== EXCERPT ==
•••••
Tuesday, June 03, 2014

Holocaust Revision, Hungarian Style.

Hungary has grown a reputation in the press as a hotbed for antisemitic political movements over the last decade. The other day my father's friend, a guy in his 80s who tends to repeat himself a lot  looked at me through a skype screen and asked "Is there a lot of antisemitism in Hungary?" He asks me this every single time I have ever met him. And for the first time I simply told him "Yes." Usually I go into a convoluted explanation of Hungarian society and history, pointing out how Hungary didn't develop a political antisemitic tradition until the 20th century. Hungary didn't match the classic Russian definition of Jews as outsiders, there were no church sponsored pogroms such as my paternal Grandparents faced. The classic Austrian Catholic antisemitic tradition was blocked by the rise of the Hungarian middle class in the 19th century, which found urban Jews and Protestant (poor) nobles from east Hungary in an alliance both linguistic and economic. So why does Hungary now face the accusation of antisemitism? Simple. Because its political leaders are ethically challenged baboons.


Back in January, Prime Minister Viktor Orban, taking valuable time from his busy schedule of building himself a personal football stadium in his backyard, announced the erection of a monument in Budapest's downtown Kossuth Square to commemorate the 70th anniversary of the "Occupation of Hungary" that led to some 700,000 Jews being deported to the Nazi death camps in a matter of months. Except, if you are Hungarian Jewish (and about 100,000 of us still are) you may not remember History in exactly that manner. As in "What occupation?" Hungary was not an occupied country, it was an Ally of Nazi Germany. This was seen by members of the Jewish community, as well as most literate Hungarians, as a whitewashing of the role of Hungary in the Holocaust. Orban said he could not discuss the matter while busy fixing the national elcctions ... er... running for re-election. Subsequently, most of Hungary's Jewish organizations chose to boycott the government's planned events and refuse its funding.

"Dialogue, not doubletalk!"
Now, originally I wrote a detailed analysis of that history, which I then decided to shelve. You can read about the monument debacle at the Wall Street Journal, the Hungarian Spectrum, the Economist, also here and here and a zillion divisive poltics.hu articles to boot. Meanwhile, Jewish organizations are taking the effort to support independent memorials, such as that prepared by the Yellow Star Houses Project. These were houses around Budapest in which Jews were allowed to reside in 1944. They are everywhere - there are two on my street and another two on the corner two blocks away, and I don't even live downtown. The corner on Andrassy housing the Polish institute was also one.

This was a Star house. Remember on June 21."
•••••
Quote the blog post on Hungarian Holocaust revision word for word, from "Now, originally I" to "was also one.". The lines below have no connection to the blog post.

== DATA SHOWN ==
•••••
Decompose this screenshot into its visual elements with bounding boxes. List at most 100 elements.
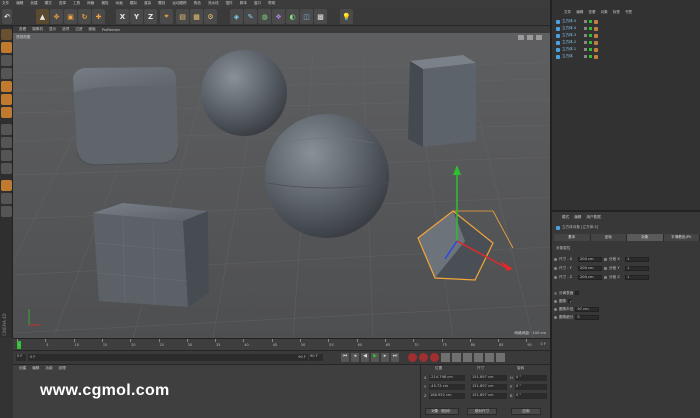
•••••
== EXERCISE ANSWER ==
Now, originally I wrote a detailed analysis of that history, which I then decided to shelve. You can read about the monument debacle at the Wall Street Journal, the Hungarian Spectrum, the Economist, also here and here and a zillion divisive poltics.hu articles to boot. Meanwhile, Jewish organizations are taking the effort to support independent memorials, such as that prepared by the Yellow Star Houses Project. These were houses around Budapest in which Jews were allowed to reside in 1944. They are everywhere - there are two on my street and another two on the corner two blocks away, and I don't even live downtown. The corner on Andrassy housing the Polish institute was also one.